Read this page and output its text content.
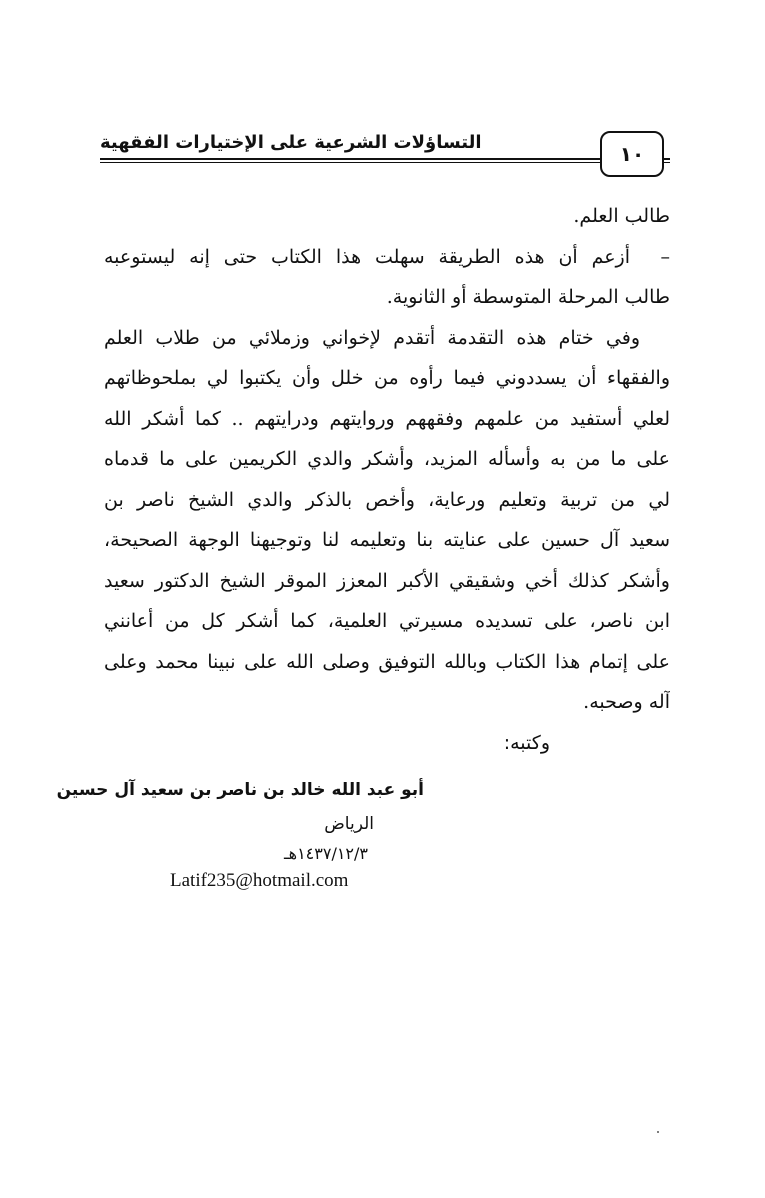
التساؤلات الشرعية على الإختيارات الفقهية	١٠
طالب العلم.
–
أزعم أن هذه الطريقة سهلت هذا الكتاب حتى إنه ليستوعبه
طالب المرحلة المتوسطة أو الثانوية.
وفي ختام هذه التقدمة أتقدم لإخواني وزملائي من طلاب العلم
والفقهاء أن يسددوني فيما رأوه من خلل وأن يكتبوا لي بملحوظاتهم
لعلي أستفيد من علمهم وفقههم وروايتهم ودرايتهم .. كما أشكر الله
على ما من به وأسأله المزيد، وأشكر والدي الكريمين على ما قدماه
لي من تربية وتعليم ورعاية، وأخص بالذكر والدي الشيخ ناصر بن
سعيد آل حسين على عنايته بنا وتعليمه لنا وتوجيهنا الوجهة الصحيحة،
وأشكر كذلك أخي وشقيقي الأكبر المعزز الموقر الشيخ الدكتور سعيد
ابن ناصر، على تسديده مسيرتي العلمية، كما أشكر كل من أعانني
على إتمام هذا الكتاب وبالله التوفيق وصلى الله على نبينا محمد وعلى
آله وصحبه.
وكتبه:
أبو عبد الله خالد بن ناصر بن سعيد آل حسين
الرياض
١٤٣٧/١٢/٣هـ
Latif235@hotmail.com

━━━━━━━━

THE TASK:
Tally the lines in these entries that have the string "سعيد" in them, then answer with the count and nothing else.

COMPLETE RESPONSE:
3